Records for the exercise:

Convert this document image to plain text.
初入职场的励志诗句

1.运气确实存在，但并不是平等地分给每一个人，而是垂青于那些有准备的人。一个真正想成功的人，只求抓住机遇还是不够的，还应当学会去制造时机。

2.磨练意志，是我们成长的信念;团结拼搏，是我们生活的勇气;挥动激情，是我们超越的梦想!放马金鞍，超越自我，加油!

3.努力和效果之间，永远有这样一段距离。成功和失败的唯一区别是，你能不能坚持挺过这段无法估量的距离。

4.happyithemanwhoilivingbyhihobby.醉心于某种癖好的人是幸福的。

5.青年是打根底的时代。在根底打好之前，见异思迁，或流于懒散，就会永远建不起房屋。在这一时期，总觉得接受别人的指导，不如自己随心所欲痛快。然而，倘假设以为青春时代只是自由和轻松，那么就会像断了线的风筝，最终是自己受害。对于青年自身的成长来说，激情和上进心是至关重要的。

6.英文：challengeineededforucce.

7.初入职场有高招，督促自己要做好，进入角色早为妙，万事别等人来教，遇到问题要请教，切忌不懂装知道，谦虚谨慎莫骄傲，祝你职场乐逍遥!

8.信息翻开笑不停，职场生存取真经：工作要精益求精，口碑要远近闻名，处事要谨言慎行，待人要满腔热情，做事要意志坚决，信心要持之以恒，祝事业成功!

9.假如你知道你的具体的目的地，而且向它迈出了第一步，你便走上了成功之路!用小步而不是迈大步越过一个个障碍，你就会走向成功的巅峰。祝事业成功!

Prompt:
The records above should be repeated in full, exactly as given.

Response:
Convert this document image to plain text.
初入职场的励志诗句

1.运气确实存在，但并不是平等地分给每一个人，而是垂青于那些有准备的人。一个真正想成功的人，只求抓住机遇还是不够的，还应当学会去制造时机。

2.磨练意志，是我们成长的信念;团结拼搏，是我们生活的勇气;挥动激情，是我们超越的梦想!放马金鞍，超越自我，加油!

3.努力和效果之间，永远有这样一段距离。成功和失败的唯一区别是，你能不能坚持挺过这段无法估量的距离。

4.happyithemanwhoilivingbyhihobby.醉心于某种癖好的人是幸福的。

5.青年是打根底的时代。在根底打好之前，见异思迁，或流于懒散，就会永远建不起房屋。在这一时期，总觉得接受别人的指导，不如自己随心所欲痛快。然而，倘假设以为青春时代只是自由和轻松，那么就会像断了线的风筝，最终是自己受害。对于青年自身的成长来说，激情和上进心是至关重要的。

6.英文：challengeineededforucce.

7.初入职场有高招，督促自己要做好，进入角色早为妙，万事别等人来教，遇到问题要请教，切忌不懂装知道，谦虚谨慎莫骄傲，祝你职场乐逍遥!

8.信息翻开笑不停，职场生存取真经：工作要精益求精，口碑要远近闻名，处事要谨言慎行，待人要满腔热情，做事要意志坚决，信心要持之以恒，祝事业成功!

9.假如你知道你的具体的目的地，而且向它迈出了第一步，你便走上了成功之路!用小步而不是迈大步越过一个个障碍，你就会走向成功的巅峰。祝事业成功!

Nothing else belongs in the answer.